** start Task input **
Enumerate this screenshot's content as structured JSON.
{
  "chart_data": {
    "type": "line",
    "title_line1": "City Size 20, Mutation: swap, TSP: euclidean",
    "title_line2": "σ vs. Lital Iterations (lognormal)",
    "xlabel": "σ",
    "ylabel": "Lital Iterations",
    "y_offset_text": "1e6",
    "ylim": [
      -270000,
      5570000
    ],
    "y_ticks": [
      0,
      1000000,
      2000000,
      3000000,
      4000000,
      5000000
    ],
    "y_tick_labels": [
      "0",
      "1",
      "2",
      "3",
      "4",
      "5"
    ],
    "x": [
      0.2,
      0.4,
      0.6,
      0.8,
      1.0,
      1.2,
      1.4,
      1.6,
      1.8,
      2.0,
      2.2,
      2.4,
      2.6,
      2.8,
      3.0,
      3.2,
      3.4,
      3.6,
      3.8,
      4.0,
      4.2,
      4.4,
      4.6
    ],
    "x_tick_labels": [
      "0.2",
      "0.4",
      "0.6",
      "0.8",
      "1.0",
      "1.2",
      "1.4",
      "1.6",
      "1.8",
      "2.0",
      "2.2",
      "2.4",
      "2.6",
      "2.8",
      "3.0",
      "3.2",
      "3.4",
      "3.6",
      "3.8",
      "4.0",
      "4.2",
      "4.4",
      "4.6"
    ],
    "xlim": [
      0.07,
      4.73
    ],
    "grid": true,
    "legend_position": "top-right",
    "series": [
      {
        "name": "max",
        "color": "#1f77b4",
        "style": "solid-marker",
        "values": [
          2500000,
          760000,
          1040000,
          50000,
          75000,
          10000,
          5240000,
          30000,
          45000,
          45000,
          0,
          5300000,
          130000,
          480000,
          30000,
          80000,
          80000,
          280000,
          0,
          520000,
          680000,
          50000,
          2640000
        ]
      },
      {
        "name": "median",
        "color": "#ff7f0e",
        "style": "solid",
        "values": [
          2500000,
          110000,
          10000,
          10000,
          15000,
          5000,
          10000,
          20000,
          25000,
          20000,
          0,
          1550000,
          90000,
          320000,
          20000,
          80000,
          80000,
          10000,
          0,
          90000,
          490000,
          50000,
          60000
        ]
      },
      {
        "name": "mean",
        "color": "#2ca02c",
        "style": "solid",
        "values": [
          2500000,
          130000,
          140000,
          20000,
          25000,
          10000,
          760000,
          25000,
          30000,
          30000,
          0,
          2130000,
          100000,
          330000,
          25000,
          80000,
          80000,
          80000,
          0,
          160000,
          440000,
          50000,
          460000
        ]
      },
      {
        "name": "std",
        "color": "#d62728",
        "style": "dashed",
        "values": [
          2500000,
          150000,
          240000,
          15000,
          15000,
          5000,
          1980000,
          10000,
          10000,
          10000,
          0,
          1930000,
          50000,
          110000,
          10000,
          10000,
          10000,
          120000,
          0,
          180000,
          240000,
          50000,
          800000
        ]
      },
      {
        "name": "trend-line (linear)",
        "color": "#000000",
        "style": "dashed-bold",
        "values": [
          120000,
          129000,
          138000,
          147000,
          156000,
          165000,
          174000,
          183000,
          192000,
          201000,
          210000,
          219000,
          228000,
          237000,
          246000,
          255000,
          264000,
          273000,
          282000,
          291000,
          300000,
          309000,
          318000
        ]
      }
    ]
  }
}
** end Task input **
> _Short exercise_:
Search the entries for the word "style", then list each line that holds it.

> _Finished answer_:
        "style": "solid-marker",
        "style": "solid",
        "style": "solid",
        "style": "dashed",
        "style": "dashed-bold",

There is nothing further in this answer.